## STATED EXERCISE
Write out the material again word for word, dropping any images it holds.

## SUPPLIED DATA
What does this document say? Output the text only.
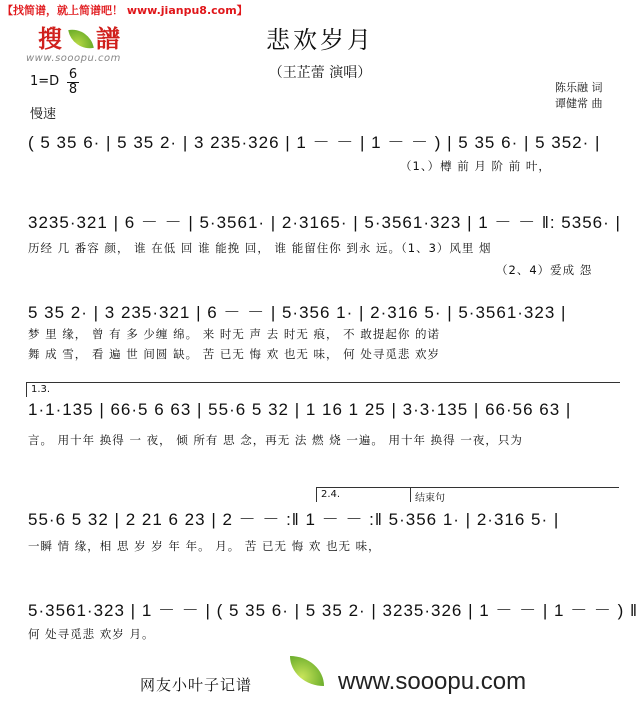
【找简谱，就上简谱吧！ www.jianpu8.com】
搜 譜
www.sooopu.com
悲欢岁月
（王芷蕾 演唱）
$1=D \frac{6}{8}$
慢速
陈乐融 词
谭健常 曲
( 5 35 6· | 5 35 2· | 3 235·326 | 1 － － | 1 － － ) | 5 35 6· | 5 352· |
（1、）樽 前 月 阶 前 叶，
3235·321 | 6 － － | 5·3561· | 2·3165· | 5·3561·323 | 1 － － ‖: 5356· |
历经 几 番容 颜， 谁 在低 回 谁 能挽 回， 谁 能留住你 到永 远。（1、3）风里 烟
（2、4）爱成 怨
5 35 2· | 3 235·321 | 6 － － | 5·356 1· | 2·316 5· | 5·3561·323 |
梦 里 缘， 曾 有 多 少缠 绵。 来 时无 声 去 时无 痕， 不 敢提起你 的诺
舞 成 雪， 看 遍 世 间圆 缺。 苦 已无 悔 欢 也无 味， 何 处寻觅悲 欢岁
1.3.
1·1·135 | 66·5 6 63 | 55·6 5 32 | 1 16 1 25 | 3·3·135 | 66·56 63 |
言。 用十年 换得 一 夜， 倾 所有 思 念，再无 法 燃 烧 一遍。 用十年 换得 一夜，只为
2.4.	结束句
55·6 5 32 | 2 21 6 23 | 2 － － :‖ 1 － － :‖ 5·356 1· | 2·316 5· |
一瞬 情 缘，相 思 岁 岁 年 年。 月。 苦 已无 悔 欢 也无 味，
5·3561·323 | 1 － － | ( 5 35 6· | 5 35 2· | 3235·326 | 1 － － | 1 － － ) ‖
何 处寻觅悲 欢岁 月。
网友小叶子记谱	www.sooopu.com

## WRITTEN SOLUTION
What does this document say? Output the text only.
【找简谱，就上简谱吧！ www.jianpu8.com】
搜 譜
www.sooopu.com
悲欢岁月
（王芷蕾 演唱）
$1=D \frac{6}{8}$
慢速
陈乐融 词
谭健常 曲
( 5 35 6· | 5 35 2· | 3 235·326 | 1 － － | 1 － － ) | 5 35 6· | 5 352· |
（1、）樽 前 月 阶 前 叶，
3235·321 | 6 － － | 5·3561· | 2·3165· | 5·3561·323 | 1 － － ‖: 5356· |
历经 几 番容 颜， 谁 在低 回 谁 能挽 回， 谁 能留住你 到永 远。（1、3）风里 烟
（2、4）爱成 怨
5 35 2· | 3 235·321 | 6 － － | 5·356 1· | 2·316 5· | 5·3561·323 |
梦 里 缘， 曾 有 多 少缠 绵。 来 时无 声 去 时无 痕， 不 敢提起你 的诺
舞 成 雪， 看 遍 世 间圆 缺。 苦 已无 悔 欢 也无 味， 何 处寻觅悲 欢岁
1.3.
1·1·135 | 66·5 6 63 | 55·6 5 32 | 1 16 1 25 | 3·3·135 | 66·56 63 |
言。 用十年 换得 一 夜， 倾 所有 思 念，再无 法 燃 烧 一遍。 用十年 换得 一夜，只为
2.4.	结束句
55·6 5 32 | 2 21 6 23 | 2 － － :‖ 1 － － :‖ 5·356 1· | 2·316 5· |
一瞬 情 缘，相 思 岁 岁 年 年。 月。 苦 已无 悔 欢 也无 味，
5·3561·323 | 1 － － | ( 5 35 6· | 5 35 2· | 3235·326 | 1 － － | 1 － － ) ‖
何 处寻觅悲 欢岁 月。
网友小叶子记谱	www.sooopu.com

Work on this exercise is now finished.